WORK TO BE COMPLETED
Each line below should be quoted exactly, please.

RAW DATA
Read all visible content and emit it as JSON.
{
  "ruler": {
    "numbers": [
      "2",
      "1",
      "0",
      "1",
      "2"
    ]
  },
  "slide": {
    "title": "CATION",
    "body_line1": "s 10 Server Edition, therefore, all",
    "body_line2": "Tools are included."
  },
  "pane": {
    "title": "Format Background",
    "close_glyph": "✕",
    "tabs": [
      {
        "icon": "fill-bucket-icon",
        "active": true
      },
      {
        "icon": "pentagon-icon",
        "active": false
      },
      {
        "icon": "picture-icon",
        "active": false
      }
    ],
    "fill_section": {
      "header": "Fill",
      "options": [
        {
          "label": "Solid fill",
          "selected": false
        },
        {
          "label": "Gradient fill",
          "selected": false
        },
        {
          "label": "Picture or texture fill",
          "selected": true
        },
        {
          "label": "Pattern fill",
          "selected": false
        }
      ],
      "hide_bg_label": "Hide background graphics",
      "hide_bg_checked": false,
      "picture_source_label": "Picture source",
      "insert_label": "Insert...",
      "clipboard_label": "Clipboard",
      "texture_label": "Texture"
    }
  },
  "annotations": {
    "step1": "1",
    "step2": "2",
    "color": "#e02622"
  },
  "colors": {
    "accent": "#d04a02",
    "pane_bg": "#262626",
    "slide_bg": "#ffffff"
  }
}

COMPLETE ANSWER
Read all visible content and emit it as JSON.
{
  "ruler": {
    "numbers": [
      "2",
      "1",
      "0",
      "1",
      "2"
    ]
  },
  "slide": {
    "title": "CATION",
    "body_line1": "s 10 Server Edition, therefore, all",
    "body_line2": "Tools are included."
  },
  "pane": {
    "title": "Format Background",
    "close_glyph": "✕",
    "tabs": [
      {
        "icon": "fill-bucket-icon",
        "active": true
      },
      {
        "icon": "pentagon-icon",
        "active": false
      },
      {
        "icon": "picture-icon",
        "active": false
      }
    ],
    "fill_section": {
      "header": "Fill",
      "options": [
        {
          "label": "Solid fill",
          "selected": false
        },
        {
          "label": "Gradient fill",
          "selected": false
        },
        {
          "label": "Picture or texture fill",
          "selected": true
        },
        {
          "label": "Pattern fill",
          "selected": false
        }
      ],
      "hide_bg_label": "Hide background graphics",
      "hide_bg_checked": false,
      "picture_source_label": "Picture source",
      "insert_label": "Insert...",
      "clipboard_label": "Clipboard",
      "texture_label": "Texture"
    }
  },
  "annotations": {
    "step1": "1",
    "step2": "2",
    "color": "#e02622"
  },
  "colors": {
    "accent": "#d04a02",
    "pane_bg": "#262626",
    "slide_bg": "#ffffff"
  }
}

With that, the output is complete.